Pick out each line of the records that includes the string "absolute", and copy it.

****

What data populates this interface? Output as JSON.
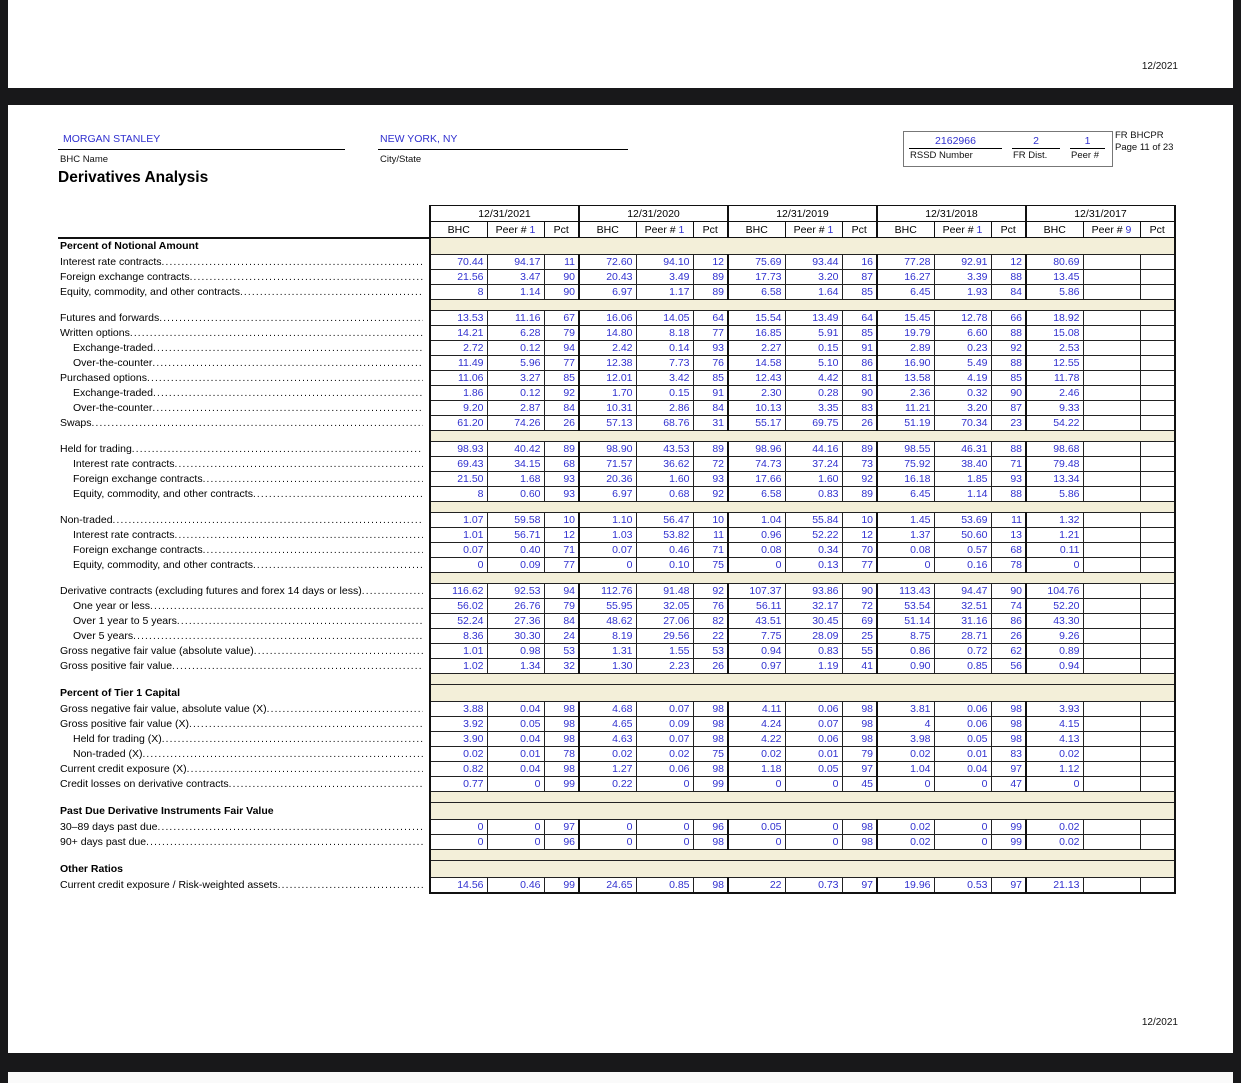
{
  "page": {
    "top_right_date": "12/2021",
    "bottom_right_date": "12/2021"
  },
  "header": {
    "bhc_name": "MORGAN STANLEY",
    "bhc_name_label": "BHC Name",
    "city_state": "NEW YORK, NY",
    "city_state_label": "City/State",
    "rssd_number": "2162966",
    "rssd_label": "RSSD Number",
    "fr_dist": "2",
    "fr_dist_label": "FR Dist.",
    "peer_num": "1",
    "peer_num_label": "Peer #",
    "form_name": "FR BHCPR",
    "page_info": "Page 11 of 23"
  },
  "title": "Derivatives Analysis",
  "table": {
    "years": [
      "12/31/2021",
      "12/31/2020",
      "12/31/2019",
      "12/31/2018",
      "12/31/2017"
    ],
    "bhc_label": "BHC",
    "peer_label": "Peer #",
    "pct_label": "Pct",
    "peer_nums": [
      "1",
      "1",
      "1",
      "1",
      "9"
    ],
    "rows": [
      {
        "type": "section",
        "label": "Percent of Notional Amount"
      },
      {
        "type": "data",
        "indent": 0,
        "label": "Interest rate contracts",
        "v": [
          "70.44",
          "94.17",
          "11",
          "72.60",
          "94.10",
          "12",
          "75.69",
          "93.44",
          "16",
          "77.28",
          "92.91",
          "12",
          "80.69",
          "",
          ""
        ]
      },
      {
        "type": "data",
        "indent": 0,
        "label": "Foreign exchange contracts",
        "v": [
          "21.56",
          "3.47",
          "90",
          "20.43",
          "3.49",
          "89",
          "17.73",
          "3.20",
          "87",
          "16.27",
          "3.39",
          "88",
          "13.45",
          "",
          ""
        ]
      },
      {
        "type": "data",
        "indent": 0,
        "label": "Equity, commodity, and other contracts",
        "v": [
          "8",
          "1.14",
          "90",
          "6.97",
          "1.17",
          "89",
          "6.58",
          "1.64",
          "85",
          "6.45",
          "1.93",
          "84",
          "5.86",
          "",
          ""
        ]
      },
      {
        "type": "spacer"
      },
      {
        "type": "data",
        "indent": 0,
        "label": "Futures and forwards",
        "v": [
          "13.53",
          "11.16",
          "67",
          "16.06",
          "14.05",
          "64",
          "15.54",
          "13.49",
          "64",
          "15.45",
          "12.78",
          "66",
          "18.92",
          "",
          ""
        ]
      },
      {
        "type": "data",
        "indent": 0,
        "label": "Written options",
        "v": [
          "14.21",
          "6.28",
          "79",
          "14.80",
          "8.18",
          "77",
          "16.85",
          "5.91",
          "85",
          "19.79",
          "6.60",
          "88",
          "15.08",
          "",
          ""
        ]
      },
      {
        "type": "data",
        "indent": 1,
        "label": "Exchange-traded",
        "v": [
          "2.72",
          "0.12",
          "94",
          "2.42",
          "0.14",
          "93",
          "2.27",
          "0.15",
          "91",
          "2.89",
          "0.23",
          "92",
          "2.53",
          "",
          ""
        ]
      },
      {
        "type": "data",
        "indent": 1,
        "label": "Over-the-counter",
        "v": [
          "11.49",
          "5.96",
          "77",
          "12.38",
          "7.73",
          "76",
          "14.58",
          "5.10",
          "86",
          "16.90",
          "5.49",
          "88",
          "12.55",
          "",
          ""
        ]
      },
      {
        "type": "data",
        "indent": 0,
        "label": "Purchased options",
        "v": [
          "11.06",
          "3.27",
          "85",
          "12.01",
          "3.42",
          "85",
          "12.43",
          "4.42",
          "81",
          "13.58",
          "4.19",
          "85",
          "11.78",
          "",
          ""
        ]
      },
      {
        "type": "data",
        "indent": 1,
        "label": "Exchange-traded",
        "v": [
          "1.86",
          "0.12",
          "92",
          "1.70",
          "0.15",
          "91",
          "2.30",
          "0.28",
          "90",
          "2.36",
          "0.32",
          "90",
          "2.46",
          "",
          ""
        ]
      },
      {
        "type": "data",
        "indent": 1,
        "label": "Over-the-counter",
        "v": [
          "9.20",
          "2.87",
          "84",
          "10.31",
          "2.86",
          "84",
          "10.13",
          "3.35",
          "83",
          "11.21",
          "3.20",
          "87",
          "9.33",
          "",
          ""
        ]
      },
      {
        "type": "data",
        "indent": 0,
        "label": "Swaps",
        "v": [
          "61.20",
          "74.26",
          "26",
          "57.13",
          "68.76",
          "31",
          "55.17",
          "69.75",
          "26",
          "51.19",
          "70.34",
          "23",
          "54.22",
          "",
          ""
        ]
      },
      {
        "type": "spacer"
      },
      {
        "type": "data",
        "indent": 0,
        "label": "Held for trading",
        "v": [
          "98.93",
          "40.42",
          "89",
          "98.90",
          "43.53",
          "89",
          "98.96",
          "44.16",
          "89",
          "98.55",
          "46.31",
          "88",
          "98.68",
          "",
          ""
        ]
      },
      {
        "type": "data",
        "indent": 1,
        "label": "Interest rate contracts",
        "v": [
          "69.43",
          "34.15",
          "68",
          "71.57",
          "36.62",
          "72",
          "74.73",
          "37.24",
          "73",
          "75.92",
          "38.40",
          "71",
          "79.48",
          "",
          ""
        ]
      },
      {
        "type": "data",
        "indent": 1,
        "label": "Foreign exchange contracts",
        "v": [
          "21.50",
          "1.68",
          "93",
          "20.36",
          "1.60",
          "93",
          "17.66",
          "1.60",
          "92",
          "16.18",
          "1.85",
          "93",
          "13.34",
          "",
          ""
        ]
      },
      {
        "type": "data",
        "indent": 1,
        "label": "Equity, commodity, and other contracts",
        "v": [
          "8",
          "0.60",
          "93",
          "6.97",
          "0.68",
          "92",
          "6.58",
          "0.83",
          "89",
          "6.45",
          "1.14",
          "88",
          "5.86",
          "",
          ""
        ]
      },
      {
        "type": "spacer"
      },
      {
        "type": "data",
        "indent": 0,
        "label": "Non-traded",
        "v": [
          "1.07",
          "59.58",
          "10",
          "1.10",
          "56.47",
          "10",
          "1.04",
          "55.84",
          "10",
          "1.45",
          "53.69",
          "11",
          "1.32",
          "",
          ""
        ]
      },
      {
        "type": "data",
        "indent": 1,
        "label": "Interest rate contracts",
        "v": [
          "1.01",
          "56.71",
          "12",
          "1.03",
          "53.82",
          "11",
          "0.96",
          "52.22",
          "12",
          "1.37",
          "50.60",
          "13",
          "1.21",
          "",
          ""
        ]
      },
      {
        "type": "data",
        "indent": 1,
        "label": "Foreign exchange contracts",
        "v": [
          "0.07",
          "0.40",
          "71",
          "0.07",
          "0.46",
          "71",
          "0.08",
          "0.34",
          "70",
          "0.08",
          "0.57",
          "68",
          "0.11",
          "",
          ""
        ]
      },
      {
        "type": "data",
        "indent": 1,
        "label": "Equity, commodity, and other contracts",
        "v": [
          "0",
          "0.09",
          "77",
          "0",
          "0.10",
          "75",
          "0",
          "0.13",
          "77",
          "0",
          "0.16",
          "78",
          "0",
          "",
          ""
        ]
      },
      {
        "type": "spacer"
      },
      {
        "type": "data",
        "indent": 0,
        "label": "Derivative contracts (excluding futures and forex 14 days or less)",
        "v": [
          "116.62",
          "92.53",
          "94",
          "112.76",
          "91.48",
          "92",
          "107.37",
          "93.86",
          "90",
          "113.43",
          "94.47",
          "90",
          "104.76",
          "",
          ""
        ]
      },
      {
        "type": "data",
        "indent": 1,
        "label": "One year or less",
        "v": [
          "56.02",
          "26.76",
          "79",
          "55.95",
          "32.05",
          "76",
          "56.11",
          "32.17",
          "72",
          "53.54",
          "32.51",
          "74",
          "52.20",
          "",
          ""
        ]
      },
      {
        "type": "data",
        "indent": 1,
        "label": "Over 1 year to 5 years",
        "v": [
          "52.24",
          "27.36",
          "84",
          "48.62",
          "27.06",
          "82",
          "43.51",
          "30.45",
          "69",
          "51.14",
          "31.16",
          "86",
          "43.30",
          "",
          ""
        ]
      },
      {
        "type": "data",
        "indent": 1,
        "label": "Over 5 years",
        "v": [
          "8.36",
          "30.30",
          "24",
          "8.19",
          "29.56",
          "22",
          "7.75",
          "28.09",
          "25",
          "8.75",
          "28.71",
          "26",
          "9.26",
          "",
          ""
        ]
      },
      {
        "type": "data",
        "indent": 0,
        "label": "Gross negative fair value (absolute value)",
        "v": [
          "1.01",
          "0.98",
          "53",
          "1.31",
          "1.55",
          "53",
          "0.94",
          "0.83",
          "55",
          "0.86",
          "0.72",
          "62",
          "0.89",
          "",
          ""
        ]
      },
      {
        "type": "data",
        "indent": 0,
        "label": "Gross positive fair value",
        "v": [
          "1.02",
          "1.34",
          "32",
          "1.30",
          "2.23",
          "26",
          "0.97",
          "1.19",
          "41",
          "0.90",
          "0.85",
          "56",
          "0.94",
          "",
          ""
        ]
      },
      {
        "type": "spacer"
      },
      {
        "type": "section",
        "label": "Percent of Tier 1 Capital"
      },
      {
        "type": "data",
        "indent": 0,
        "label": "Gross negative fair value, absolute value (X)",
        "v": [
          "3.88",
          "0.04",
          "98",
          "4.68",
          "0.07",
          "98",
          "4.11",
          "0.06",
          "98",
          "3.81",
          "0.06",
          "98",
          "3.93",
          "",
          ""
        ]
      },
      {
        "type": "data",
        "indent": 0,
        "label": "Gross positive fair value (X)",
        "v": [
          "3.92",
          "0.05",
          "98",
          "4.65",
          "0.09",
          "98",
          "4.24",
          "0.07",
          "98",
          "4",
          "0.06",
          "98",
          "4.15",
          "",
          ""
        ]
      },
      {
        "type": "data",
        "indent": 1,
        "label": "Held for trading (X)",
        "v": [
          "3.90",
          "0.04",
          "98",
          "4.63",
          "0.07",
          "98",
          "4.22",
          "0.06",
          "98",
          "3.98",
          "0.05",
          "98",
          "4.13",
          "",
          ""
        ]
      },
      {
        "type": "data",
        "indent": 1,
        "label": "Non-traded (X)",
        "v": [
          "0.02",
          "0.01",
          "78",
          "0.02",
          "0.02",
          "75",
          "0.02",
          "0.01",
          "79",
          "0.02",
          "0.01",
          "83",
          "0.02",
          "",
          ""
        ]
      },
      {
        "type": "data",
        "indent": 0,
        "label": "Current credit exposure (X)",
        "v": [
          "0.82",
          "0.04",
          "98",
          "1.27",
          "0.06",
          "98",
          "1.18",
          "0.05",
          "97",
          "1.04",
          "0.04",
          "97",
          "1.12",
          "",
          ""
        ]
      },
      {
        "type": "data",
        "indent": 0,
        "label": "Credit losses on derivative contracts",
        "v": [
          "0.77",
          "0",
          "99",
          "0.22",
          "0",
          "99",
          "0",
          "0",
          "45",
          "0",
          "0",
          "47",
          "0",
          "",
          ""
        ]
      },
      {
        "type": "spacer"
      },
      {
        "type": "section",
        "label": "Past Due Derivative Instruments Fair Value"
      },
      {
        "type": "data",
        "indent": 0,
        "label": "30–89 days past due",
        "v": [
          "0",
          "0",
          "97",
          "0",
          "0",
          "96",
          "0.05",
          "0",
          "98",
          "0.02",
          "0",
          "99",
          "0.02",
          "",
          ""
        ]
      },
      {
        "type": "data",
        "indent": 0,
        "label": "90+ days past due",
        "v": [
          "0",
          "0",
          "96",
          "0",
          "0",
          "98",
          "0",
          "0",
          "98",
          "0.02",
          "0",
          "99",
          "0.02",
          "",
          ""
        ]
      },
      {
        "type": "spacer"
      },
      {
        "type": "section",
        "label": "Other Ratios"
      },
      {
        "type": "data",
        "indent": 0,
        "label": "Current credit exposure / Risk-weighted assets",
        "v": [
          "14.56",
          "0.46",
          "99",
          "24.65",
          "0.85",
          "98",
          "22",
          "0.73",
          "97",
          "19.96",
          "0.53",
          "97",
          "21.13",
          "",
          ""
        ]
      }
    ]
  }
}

****

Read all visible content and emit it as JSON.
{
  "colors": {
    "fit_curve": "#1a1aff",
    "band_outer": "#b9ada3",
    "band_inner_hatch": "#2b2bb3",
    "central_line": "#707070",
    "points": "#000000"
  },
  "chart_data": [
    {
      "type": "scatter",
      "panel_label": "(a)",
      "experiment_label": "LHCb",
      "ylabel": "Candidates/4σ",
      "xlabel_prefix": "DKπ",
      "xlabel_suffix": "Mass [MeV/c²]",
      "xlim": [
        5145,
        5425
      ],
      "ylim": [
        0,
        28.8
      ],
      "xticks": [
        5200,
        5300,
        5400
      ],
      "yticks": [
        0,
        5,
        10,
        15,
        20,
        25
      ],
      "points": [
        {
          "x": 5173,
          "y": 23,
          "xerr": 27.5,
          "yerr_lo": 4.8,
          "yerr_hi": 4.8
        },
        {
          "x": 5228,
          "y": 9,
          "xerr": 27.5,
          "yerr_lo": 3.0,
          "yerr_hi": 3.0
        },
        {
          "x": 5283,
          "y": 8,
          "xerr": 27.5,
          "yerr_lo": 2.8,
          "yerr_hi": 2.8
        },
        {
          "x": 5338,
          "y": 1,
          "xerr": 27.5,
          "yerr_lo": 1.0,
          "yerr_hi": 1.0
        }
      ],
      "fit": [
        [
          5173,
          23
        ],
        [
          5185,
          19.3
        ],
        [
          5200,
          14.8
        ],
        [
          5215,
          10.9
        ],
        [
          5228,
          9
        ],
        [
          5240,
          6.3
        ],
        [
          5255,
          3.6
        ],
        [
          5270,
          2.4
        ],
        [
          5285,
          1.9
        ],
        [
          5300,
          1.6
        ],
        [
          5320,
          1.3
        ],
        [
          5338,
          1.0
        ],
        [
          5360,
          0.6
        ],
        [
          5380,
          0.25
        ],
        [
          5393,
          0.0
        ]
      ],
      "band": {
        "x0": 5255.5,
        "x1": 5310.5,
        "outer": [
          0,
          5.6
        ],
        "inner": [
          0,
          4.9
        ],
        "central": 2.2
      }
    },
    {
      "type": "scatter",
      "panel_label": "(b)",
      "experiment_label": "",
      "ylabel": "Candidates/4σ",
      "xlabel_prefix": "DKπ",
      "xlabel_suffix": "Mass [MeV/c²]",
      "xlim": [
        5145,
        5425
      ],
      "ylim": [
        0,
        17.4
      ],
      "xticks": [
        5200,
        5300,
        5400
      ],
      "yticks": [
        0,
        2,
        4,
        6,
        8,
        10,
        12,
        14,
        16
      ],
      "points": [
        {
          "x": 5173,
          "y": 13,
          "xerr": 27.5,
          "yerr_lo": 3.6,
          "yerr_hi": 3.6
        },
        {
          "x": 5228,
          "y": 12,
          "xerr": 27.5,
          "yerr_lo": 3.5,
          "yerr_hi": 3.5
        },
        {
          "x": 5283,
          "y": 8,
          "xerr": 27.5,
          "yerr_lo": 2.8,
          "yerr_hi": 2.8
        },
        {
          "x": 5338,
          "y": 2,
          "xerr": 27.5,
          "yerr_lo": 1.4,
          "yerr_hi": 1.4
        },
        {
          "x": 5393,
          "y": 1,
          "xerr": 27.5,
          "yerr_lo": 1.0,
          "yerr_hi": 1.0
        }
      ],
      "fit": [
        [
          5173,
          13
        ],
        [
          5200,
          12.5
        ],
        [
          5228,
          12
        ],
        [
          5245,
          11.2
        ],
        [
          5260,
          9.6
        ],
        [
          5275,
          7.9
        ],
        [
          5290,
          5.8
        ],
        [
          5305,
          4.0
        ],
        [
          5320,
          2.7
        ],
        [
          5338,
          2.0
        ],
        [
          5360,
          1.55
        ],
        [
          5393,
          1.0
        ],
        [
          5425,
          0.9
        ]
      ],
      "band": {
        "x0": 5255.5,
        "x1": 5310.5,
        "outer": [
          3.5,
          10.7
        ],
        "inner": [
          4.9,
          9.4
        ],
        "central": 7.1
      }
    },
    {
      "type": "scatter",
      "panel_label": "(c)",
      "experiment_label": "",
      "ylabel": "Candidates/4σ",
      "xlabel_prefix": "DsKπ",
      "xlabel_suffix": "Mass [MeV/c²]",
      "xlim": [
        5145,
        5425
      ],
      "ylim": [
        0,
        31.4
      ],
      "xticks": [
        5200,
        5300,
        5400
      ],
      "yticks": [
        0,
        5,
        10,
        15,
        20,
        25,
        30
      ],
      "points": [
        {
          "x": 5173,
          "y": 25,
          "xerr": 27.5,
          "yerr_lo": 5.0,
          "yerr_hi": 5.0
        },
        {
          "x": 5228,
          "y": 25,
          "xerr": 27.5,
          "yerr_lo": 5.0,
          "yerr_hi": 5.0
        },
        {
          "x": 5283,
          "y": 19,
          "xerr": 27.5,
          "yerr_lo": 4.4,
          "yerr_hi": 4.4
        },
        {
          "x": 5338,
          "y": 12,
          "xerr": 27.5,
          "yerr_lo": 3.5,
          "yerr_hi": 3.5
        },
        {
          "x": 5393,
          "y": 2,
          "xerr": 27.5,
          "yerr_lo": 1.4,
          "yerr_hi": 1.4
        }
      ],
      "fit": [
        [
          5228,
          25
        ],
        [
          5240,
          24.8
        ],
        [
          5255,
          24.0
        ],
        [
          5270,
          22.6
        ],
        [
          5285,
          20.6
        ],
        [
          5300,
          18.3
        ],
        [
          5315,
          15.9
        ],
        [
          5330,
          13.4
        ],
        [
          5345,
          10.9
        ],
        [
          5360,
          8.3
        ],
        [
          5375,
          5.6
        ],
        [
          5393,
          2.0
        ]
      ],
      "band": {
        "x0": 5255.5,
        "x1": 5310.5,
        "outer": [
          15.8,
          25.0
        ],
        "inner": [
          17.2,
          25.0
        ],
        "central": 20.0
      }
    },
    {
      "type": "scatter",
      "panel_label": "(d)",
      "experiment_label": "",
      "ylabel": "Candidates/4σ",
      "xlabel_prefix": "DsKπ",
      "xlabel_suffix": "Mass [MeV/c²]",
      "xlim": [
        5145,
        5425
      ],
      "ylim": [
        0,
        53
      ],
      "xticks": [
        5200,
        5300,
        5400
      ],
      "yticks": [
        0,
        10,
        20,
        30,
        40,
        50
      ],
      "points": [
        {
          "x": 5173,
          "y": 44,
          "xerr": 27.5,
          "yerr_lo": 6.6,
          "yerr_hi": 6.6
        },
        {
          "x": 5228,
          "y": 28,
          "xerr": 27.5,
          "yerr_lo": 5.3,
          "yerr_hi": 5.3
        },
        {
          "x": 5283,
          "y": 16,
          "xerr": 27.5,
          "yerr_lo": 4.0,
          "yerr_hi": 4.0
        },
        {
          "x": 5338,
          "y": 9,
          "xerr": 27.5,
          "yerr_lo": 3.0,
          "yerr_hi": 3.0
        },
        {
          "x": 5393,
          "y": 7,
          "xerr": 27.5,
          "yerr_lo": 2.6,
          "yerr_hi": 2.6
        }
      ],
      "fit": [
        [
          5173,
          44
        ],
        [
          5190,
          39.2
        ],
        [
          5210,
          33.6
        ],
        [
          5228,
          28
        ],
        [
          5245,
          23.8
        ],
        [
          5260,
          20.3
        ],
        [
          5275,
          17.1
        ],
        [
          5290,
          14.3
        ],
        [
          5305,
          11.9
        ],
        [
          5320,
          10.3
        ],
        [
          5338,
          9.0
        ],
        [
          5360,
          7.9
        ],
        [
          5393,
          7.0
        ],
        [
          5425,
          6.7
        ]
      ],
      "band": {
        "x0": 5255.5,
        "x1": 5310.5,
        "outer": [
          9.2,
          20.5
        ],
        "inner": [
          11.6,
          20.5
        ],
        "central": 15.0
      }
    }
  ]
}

****

> _SOLUTION TO THIS TASK_
        "label": "Gross negative fair value (absolute value)",
        "label": "Gross negative fair value, absolute value (X)",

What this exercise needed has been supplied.